[Stored records]
** Begin **
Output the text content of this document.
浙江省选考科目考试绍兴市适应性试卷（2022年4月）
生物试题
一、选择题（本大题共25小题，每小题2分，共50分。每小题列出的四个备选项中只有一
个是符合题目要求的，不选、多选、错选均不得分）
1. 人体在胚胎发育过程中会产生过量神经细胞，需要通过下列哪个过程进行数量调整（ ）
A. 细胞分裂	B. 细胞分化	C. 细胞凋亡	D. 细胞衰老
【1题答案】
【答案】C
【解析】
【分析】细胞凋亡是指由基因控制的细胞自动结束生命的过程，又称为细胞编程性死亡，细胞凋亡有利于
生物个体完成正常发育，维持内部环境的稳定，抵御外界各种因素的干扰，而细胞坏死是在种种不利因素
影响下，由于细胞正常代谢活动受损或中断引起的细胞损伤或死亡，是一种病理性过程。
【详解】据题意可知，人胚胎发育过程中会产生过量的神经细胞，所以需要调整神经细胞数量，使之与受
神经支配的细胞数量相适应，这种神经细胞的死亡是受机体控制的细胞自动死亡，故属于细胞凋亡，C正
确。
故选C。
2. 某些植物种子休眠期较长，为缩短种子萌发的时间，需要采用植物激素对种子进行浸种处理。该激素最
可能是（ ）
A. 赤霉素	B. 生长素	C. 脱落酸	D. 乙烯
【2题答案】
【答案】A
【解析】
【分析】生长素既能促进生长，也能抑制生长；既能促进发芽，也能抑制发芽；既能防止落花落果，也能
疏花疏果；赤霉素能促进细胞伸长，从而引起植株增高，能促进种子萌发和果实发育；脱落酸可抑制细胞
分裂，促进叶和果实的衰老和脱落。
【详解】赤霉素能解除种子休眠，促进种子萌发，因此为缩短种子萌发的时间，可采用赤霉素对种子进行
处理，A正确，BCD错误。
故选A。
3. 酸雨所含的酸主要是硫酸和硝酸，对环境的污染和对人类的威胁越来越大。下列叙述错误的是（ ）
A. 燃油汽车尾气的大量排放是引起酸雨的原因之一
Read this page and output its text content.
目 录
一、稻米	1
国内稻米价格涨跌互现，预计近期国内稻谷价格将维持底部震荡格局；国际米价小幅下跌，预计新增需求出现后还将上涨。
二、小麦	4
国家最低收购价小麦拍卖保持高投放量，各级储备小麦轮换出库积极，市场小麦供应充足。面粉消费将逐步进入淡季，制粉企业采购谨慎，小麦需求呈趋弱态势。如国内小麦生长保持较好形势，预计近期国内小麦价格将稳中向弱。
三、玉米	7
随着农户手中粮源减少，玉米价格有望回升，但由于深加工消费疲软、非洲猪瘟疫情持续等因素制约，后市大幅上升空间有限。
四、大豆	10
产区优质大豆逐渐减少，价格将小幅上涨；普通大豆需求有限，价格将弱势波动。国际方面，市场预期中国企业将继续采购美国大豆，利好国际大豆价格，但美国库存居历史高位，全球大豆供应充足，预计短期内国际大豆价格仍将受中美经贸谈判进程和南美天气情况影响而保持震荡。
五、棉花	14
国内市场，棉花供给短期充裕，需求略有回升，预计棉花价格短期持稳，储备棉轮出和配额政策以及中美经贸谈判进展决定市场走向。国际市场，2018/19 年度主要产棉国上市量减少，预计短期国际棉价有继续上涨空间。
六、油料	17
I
** End **
== Stated task ==
Pick out and copy the lines of the material that include the word "text".

== Result ==
Output the text content of this document.
Read this page and output its text content.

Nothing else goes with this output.